STATED PROBLEM
Sort through the data and copy the lines holding the word "Pontiac".

— BEGIN SOURCE RECORDS —

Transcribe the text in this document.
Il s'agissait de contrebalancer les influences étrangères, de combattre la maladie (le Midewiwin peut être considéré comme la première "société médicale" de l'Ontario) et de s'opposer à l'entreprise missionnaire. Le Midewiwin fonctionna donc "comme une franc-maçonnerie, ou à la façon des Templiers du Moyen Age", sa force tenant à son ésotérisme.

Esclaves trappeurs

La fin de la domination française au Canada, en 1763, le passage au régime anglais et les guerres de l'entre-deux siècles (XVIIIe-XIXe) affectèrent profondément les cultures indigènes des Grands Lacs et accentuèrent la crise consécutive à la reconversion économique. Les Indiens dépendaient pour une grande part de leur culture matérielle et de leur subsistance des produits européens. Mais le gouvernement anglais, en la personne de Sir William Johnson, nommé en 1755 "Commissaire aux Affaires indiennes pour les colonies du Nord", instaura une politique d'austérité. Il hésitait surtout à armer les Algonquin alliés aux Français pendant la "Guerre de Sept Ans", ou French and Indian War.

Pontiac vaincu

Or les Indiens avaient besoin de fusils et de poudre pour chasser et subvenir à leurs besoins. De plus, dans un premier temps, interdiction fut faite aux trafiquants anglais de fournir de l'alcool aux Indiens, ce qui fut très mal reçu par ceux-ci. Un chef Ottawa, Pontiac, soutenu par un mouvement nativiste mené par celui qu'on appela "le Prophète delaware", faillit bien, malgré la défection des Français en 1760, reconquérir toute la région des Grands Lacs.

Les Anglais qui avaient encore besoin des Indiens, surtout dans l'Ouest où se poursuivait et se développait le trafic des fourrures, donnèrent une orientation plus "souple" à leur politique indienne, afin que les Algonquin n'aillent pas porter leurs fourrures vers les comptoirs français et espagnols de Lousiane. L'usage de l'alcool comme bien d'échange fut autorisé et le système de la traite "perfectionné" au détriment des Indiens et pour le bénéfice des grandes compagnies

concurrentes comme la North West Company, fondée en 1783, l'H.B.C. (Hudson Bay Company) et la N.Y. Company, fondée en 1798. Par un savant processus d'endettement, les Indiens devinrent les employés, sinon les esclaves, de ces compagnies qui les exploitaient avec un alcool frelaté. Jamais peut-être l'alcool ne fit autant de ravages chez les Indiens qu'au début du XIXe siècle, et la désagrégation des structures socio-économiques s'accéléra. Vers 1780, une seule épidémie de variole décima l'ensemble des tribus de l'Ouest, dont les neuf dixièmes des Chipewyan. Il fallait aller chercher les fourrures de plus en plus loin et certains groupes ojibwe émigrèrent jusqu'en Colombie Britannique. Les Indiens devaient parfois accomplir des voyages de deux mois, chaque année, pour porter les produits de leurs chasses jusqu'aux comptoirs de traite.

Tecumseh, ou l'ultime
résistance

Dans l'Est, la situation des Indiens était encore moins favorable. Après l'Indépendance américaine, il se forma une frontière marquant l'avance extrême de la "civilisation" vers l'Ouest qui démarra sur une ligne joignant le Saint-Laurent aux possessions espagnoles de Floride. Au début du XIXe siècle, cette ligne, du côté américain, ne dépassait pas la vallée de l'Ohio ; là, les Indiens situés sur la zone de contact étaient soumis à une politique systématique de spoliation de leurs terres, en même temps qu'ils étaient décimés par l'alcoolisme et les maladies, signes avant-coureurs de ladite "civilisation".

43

— END SOURCE RECORDS —

SOLUTION TO THIS TASK
Pontiac vaincu
Or les Indiens avaient besoin de fusils et de poudre pour chasser et subvenir à leurs besoins. De plus, dans un premier temps, interdiction fut faite aux trafiquants anglais de fournir de l'alcool aux Indiens, ce qui fut très mal reçu par ceux-ci. Un chef Ottawa, Pontiac, soutenu par un mouvement nativiste mené par celui qu'on appela "le Prophète delaware", faillit bien, malgré la défection des Français en 1760, reconquérir toute la région des Grands Lacs.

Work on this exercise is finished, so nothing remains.